▸ Directive
Exact repetition is required: output every record in full.

▸ Supplied records
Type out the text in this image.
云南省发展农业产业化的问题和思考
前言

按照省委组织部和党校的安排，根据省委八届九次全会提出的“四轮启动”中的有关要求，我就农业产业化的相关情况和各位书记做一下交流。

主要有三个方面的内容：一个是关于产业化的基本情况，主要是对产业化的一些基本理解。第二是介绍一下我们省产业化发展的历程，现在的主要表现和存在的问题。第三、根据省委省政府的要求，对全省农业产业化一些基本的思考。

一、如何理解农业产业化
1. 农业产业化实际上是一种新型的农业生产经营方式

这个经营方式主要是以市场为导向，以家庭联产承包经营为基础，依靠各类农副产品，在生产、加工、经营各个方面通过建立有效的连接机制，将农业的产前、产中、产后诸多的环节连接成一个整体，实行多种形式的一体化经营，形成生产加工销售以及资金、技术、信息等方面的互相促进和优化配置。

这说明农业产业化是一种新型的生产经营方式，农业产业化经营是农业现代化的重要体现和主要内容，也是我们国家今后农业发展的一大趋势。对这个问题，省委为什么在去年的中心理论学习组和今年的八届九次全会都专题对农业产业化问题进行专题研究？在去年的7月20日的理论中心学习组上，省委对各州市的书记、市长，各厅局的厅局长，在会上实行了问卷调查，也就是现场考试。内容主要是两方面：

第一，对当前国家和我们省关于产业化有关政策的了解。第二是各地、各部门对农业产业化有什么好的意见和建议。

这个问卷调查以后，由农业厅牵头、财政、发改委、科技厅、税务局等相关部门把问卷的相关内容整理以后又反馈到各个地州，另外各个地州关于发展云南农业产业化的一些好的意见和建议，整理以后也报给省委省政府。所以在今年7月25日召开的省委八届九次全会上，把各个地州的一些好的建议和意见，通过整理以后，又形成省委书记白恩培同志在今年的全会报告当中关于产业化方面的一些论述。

▸ Output for this task
Type out the text in this image.
云南省发展农业产业化的问题和思考
前言

按照省委组织部和党校的安排，根据省委八届九次全会提出的“四轮启动”中的有关要求，我就农业产业化的相关情况和各位书记做一下交流。

主要有三个方面的内容：一个是关于产业化的基本情况，主要是对产业化的一些基本理解。第二是介绍一下我们省产业化发展的历程，现在的主要表现和存在的问题。第三、根据省委省政府的要求，对全省农业产业化一些基本的思考。

一、如何理解农业产业化
1. 农业产业化实际上是一种新型的农业生产经营方式

这个经营方式主要是以市场为导向，以家庭联产承包经营为基础，依靠各类农副产品，在生产、加工、经营各个方面通过建立有效的连接机制，将农业的产前、产中、产后诸多的环节连接成一个整体，实行多种形式的一体化经营，形成生产加工销售以及资金、技术、信息等方面的互相促进和优化配置。

这说明农业产业化是一种新型的生产经营方式，农业产业化经营是农业现代化的重要体现和主要内容，也是我们国家今后农业发展的一大趋势。对这个问题，省委为什么在去年的中心理论学习组和今年的八届九次全会都专题对农业产业化问题进行专题研究？在去年的7月20日的理论中心学习组上，省委对各州市的书记、市长，各厅局的厅局长，在会上实行了问卷调查，也就是现场考试。内容主要是两方面：

第一，对当前国家和我们省关于产业化有关政策的了解。第二是各地、各部门对农业产业化有什么好的意见和建议。

这个问卷调查以后，由农业厅牵头、财政、发改委、科技厅、税务局等相关部门把问卷的相关内容整理以后又反馈到各个地州，另外各个地州关于发展云南农业产业化的一些好的意见和建议，整理以后也报给省委省政府。所以在今年7月25日召开的省委八届九次全会上，把各个地州的一些好的建议和意见，通过整理以后，又形成省委书记白恩培同志在今年的全会报告当中关于产业化方面的一些论述。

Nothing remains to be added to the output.